### [Exercise brief]
The listing below is the input. Say how many of its lines contain "text", giving the number alone.

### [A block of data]
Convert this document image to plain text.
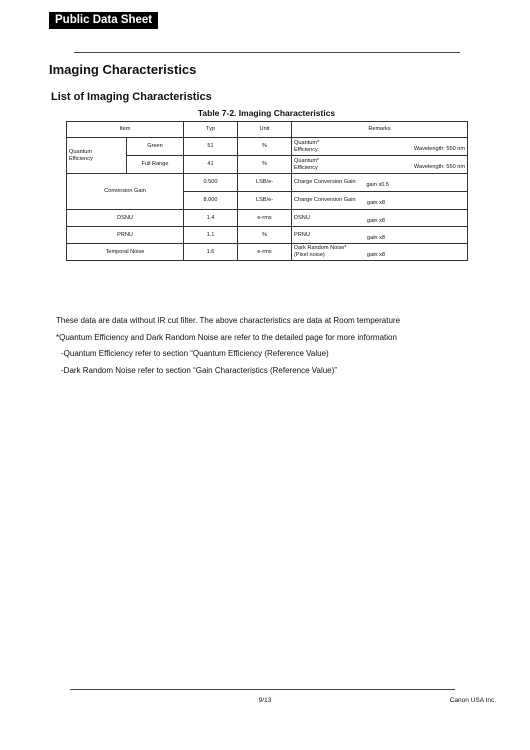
Public Data Sheet
Imaging Characteristics
List of Imaging Characteristics
Table 7-2. Imaging Characteristics
Item		Typ	Unit	Remarks

Quantum Efficiency	Green	51	%	Quantum*
Efficiency Wavelength: 550 nm

	Full Range	41	%	Quantum*
Efficiency Wavelength: 550 nm

Conversion Gain		0.500	LSB/e-	Charge Conversion Gain gain x0.5

		8.000	LSB/e-	Charge Conversion Gain gain x8

DSNU		1.4	e-rms	DSNU
gain x8

PRNU		1.1	%	PRNU
gain x8

Temporal Noise		1.6	e-rms	Dark Random Noise*
(Pixel noise) gain x8

These data are data without IR cut filter. The above characteristics are data at Room temperature

*Quantum Efficiency and Dark Random Noise are refer to the detailed page for more information

-Quantum Efficiency refer to section “Quantum Efficiency (Reference Value)

-Dark Random Noise refer to section “Gain Characteristics (Reference Value)”

9/13	Canon USA Inc.
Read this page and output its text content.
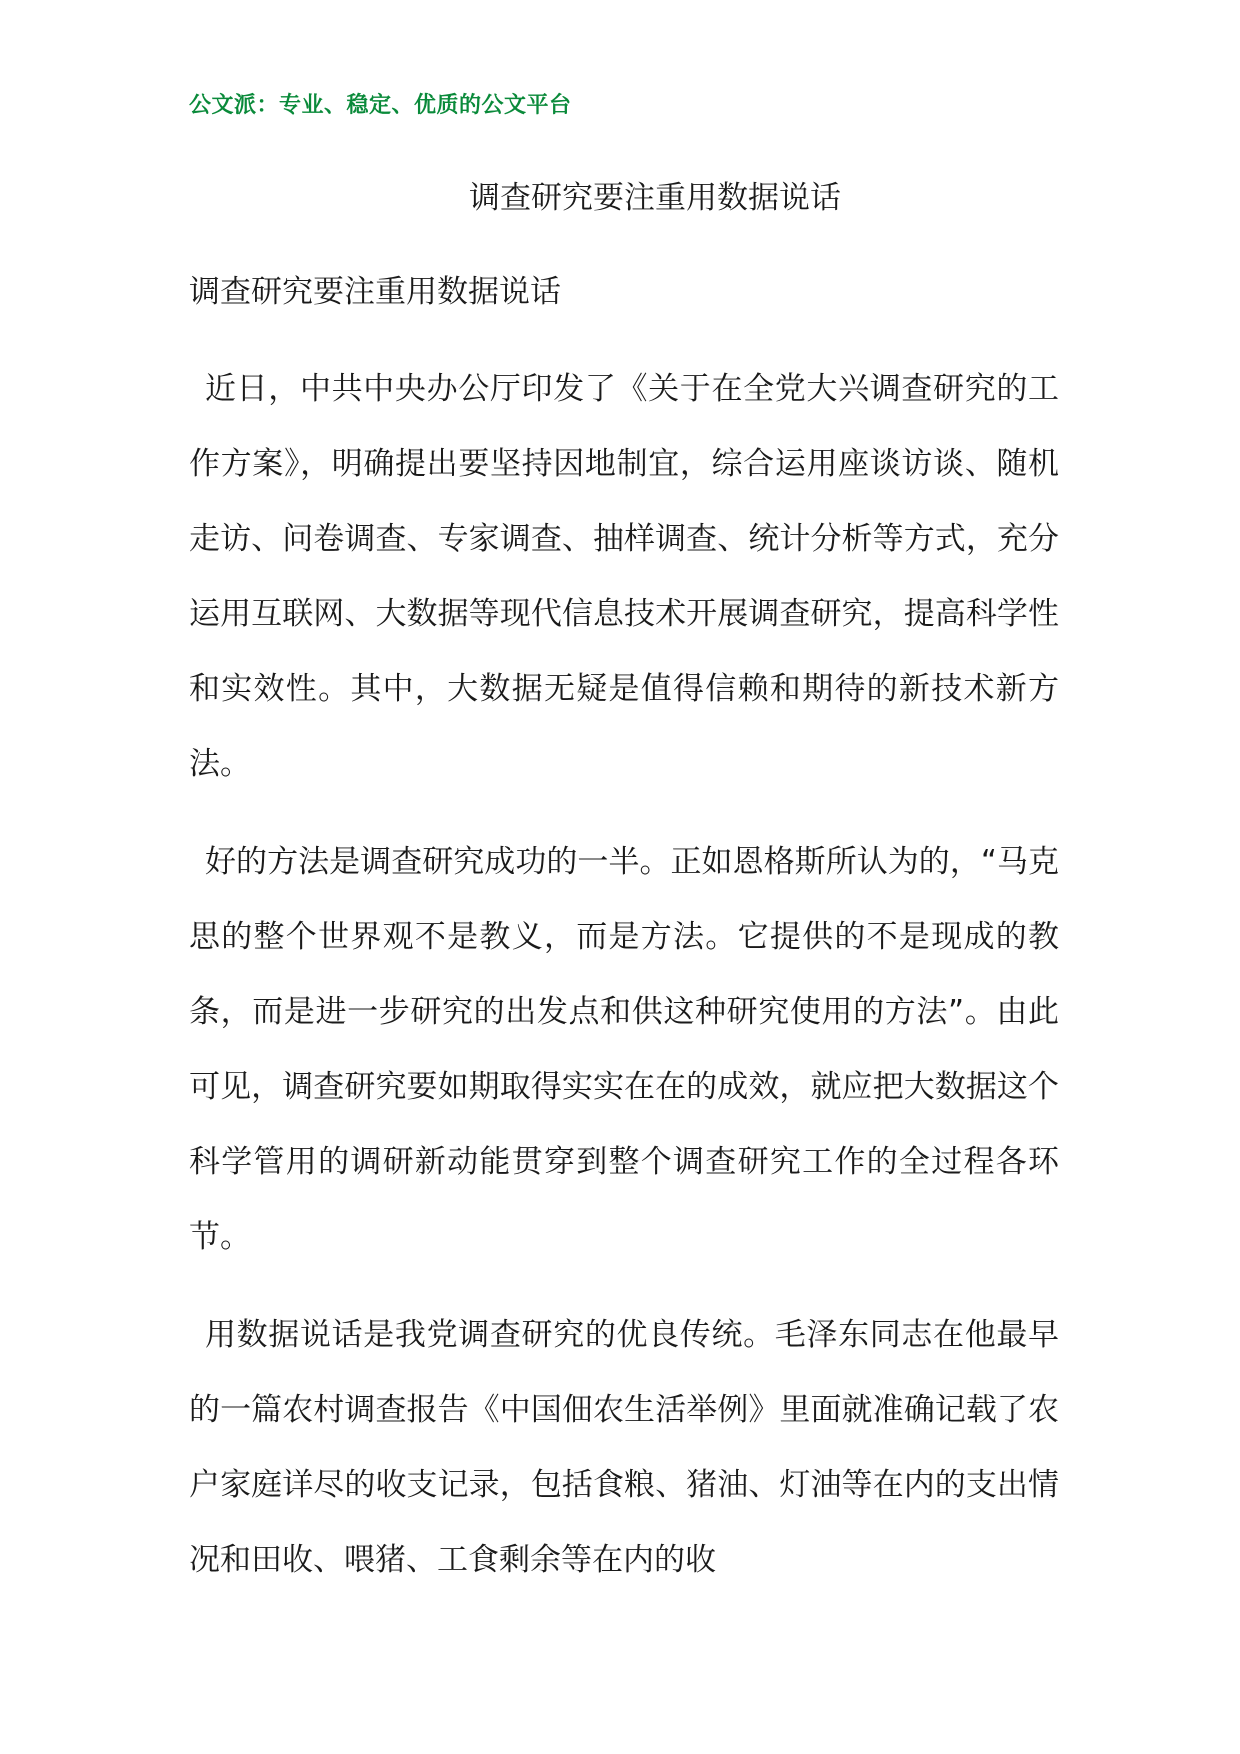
公文派：专业、稳定、优质的公文平台
调查研究要注重用数据说话
调查研究要注重用数据说话

近日，中共中央办公厅印发了《关于在全党大兴调查研究的工作方案》，明确提出要坚持因地制宜，综合运用座谈访谈、随机走访、问卷调查、专家调查、抽样调查、统计分析等方式，充分运用互联网、大数据等现代信息技术开展调查研究，提高科学性和实效性。其中，大数据无疑是值得信赖和期待的新技术新方法。

好的方法是调查研究成功的一半。正如恩格斯所认为的，“马克思的整个世界观不是教义，而是方法。它提供的不是现成的教条，而是进一步研究的出发点和供这种研究使用的方法”。由此可见，调查研究要如期取得实实在在的成效，就应把大数据这个科学管用的调研新动能贯穿到整个调查研究工作的全过程各环节。

用数据说话是我党调查研究的优良传统。毛泽东同志在他最早的一篇农村调查报告《中国佃农生活举例》里面就准确记载了农户家庭详尽的收支记录，包括食粮、猪油、灯油等在内的支出情况和田收、喂猪、工食剩余等在内的收
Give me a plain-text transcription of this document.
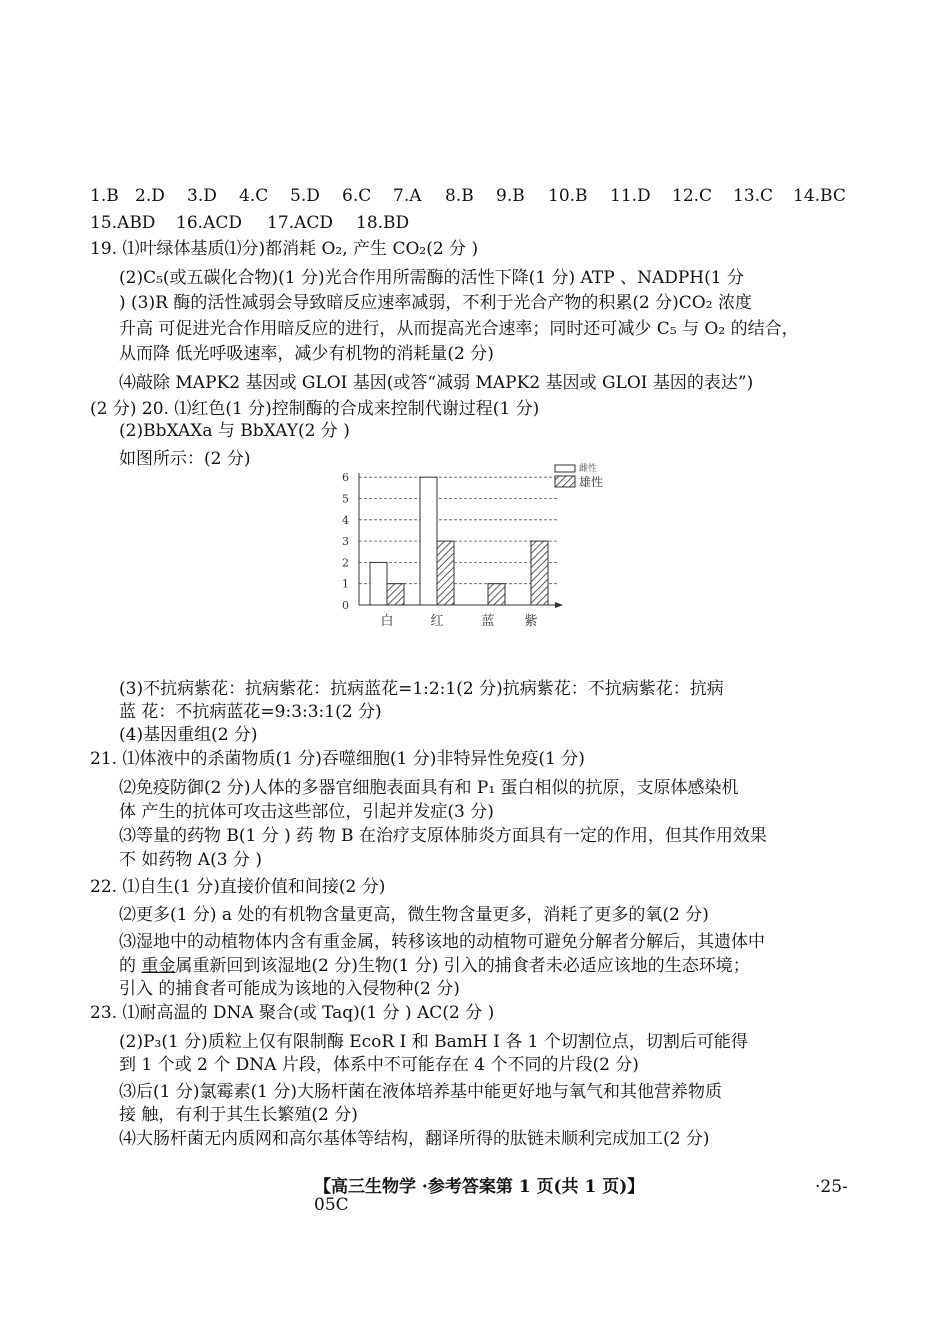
1.B 2.D 3.D 4.C 5.D 6.C 7.A 8.B 9.B 10.B 11.D 12.C 13.C 14.BC
15.ABD 16.ACD 17.ACD 18.BD
19. ⑴叶绿体基质⑴分)都消耗 O₂, 产生 CO₂(2 分 )
(2)C₅(或五碳化合物)(1 分)光合作用所需酶的活性下降(1 分) ATP 、NADPH(1 分
) (3)R 酶的活性减弱会导致暗反应速率减弱，不利于光合产物的积累(2 分)CO₂ 浓度
升高 可促进光合作用暗反应的进行，从而提高光合速率；同时还可减少 C₅ 与 O₂ 的结合，
从而降 低光呼吸速率，减少有机物的消耗量(2 分)
⑷敲除 MAPK2 基因或 GLOI 基因(或答“减弱 MAPK2 基因或 GLOI 基因的表达”)
(2 分) 20. ⑴红色(1 分)控制酶的合成来控制代谢过程(1 分)
(2)BbXAXa 与 BbXAY(2 分 )
如图所示：(2 分)
0
1
2
3
4
5
6
白	红	蓝 紫
雌性
雄性
(3)不抗病紫花：抗病紫花：抗病蓝花=1:2:1(2 分)抗病紫花：不抗病紫花：抗病
蓝 花：不抗病蓝花=9:3:3:1(2 分)
(4)基因重组(2 分)
21. ⑴体液中的杀菌物质(1 分)吞噬细胞(1 分)非特异性免疫(1 分)
⑵免疫防御(2 分)人体的多器官细胞表面具有和 P₁ 蛋白相似的抗原，支原体感染机
体 产生的抗体可攻击这些部位，引起并发症(3 分)
⑶等量的药物 B(1 分 ) 药 物 B 在治疗支原体肺炎方面具有一定的作用，但其作用效果
不 如药物 A(3 分 )
22. ⑴自生(1 分)直接价值和间接(2 分)
⑵更多(1 分) a 处的有机物含量更高，微生物含量更多，消耗了更多的氧(2 分)
⑶湿地中的动植物体内含有重金属，转移该地的动植物可避免分解者分解后，其遗体中
的 重金属重新回到该湿地(2 分)生物(1 分) 引入的捕食者未必适应该地的生态环境；
引入 的捕食者可能成为该地的入侵物种(2 分)
23. ⑴耐高温的 DNA 聚合(或 Taq)(1 分 ) AC(2 分 )
(2)P₃(1 分)质粒上仅有限制酶 EcoR I 和 BamH I 各 1 个切割位点，切割后可能得
到 1 个或 2 个 DNA 片段，体系中不可能存在 4 个不同的片段(2 分)
⑶后(1 分)氯霉素(1 分)大肠杆菌在液体培养基中能更好地与氧气和其他营养物质
接 触，有利于其生长繁殖(2 分)
⑷大肠杆菌无内质网和高尔基体等结构，翻译所得的肽链未顺利完成加工(2 分)
【高三生物学 ·参考答案第 1 页(共 1 页)】	·25-
05C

### [Complete output]
3